+++ Provided data +++

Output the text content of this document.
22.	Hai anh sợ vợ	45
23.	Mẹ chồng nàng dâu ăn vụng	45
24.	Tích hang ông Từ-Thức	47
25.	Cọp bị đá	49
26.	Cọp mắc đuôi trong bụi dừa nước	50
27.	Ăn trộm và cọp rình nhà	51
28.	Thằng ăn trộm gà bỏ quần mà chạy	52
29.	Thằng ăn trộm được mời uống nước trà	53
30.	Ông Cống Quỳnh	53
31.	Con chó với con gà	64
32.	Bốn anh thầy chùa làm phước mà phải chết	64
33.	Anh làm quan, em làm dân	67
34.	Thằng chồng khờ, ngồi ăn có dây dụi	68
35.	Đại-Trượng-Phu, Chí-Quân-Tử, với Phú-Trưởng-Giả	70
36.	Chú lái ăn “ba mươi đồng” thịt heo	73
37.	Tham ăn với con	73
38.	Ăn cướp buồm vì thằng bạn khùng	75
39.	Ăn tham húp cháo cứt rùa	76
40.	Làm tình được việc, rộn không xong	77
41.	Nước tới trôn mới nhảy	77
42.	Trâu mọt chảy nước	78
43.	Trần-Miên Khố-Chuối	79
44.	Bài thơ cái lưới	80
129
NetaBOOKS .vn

+++

Your task is to reproduce all of the records exactly.

Output the text content of this document.
22.	Hai anh sợ vợ	45
23.	Mẹ chồng nàng dâu ăn vụng	45
24.	Tích hang ông Từ-Thức	47
25.	Cọp bị đá	49
26.	Cọp mắc đuôi trong bụi dừa nước	50
27.	Ăn trộm và cọp rình nhà	51
28.	Thằng ăn trộm gà bỏ quần mà chạy	52
29.	Thằng ăn trộm được mời uống nước trà	53
30.	Ông Cống Quỳnh	53
31.	Con chó với con gà	64
32.	Bốn anh thầy chùa làm phước mà phải chết	64
33.	Anh làm quan, em làm dân	67
34.	Thằng chồng khờ, ngồi ăn có dây dụi	68
35.	Đại-Trượng-Phu, Chí-Quân-Tử, với Phú-Trưởng-Giả	70
36.	Chú lái ăn “ba mươi đồng” thịt heo	73
37.	Tham ăn với con	73
38.	Ăn cướp buồm vì thằng bạn khùng	75
39.	Ăn tham húp cháo cứt rùa	76
40.	Làm tình được việc, rộn không xong	77
41.	Nước tới trôn mới nhảy	77
42.	Trâu mọt chảy nước	78
43.	Trần-Miên Khố-Chuối	79
44.	Bài thơ cái lưới	80
129
NetaBOOKS .vn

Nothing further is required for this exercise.